*Records supplied*.
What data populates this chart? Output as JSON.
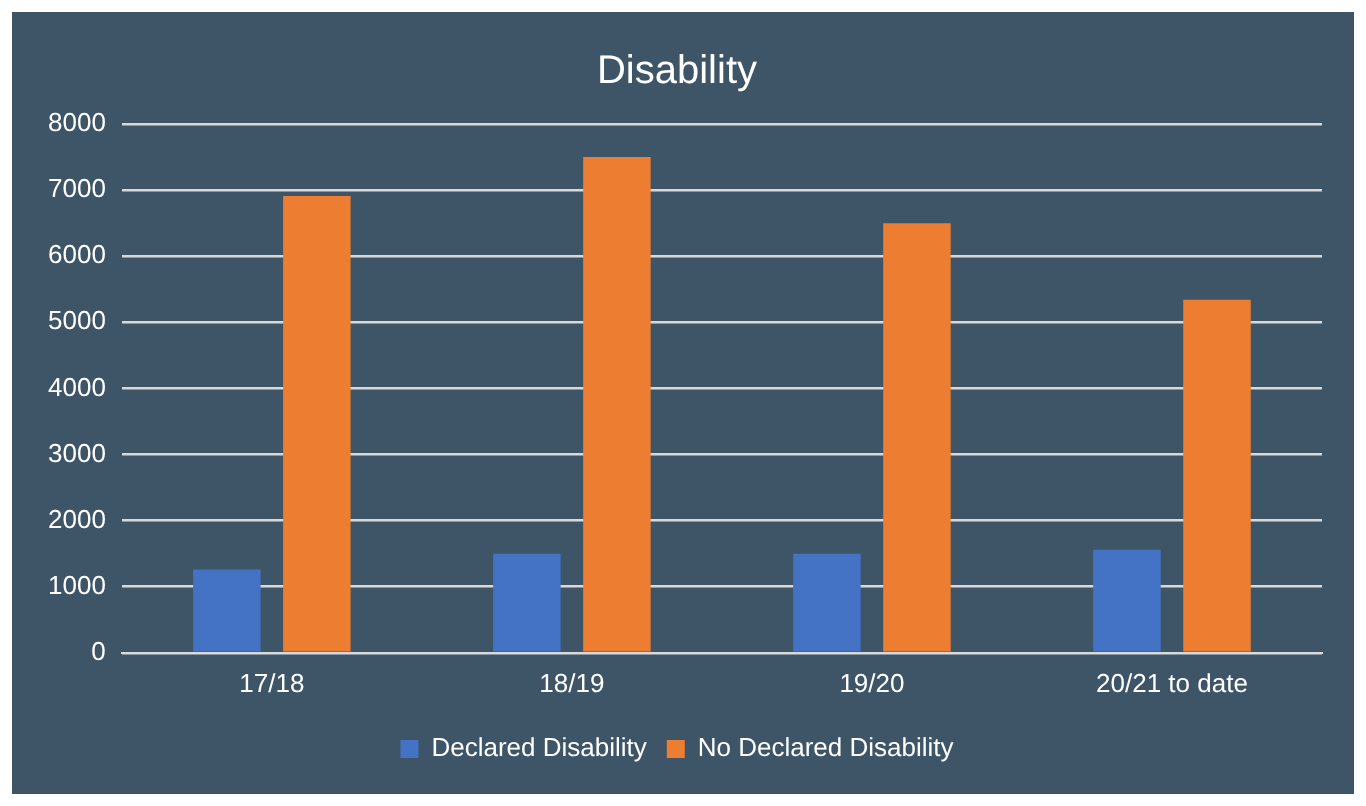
{
  "chart_data": {
    "type": "bar",
    "title": "Disability",
    "categories": [
      "17/18",
      "18/19",
      "19/20",
      "20/21 to date"
    ],
    "series": [
      {
        "name": "Declared Disability",
        "color": "#4472c4",
        "values": [
          1260,
          1500,
          1500,
          1560
        ]
      },
      {
        "name": "No Declared Disability",
        "color": "#ed7d31",
        "values": [
          6910,
          7500,
          6500,
          5340
        ]
      }
    ],
    "ylim": [
      0,
      8000
    ],
    "yticks": [
      0,
      1000,
      2000,
      3000,
      4000,
      5000,
      6000,
      7000,
      8000
    ],
    "grid": "y",
    "legend": "bottom"
  }
}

*Job*. Copy every line in the listing above where the string "name" turns up.

*Task output*.
        "name": "Declared Disability",
        "name": "No Declared Disability",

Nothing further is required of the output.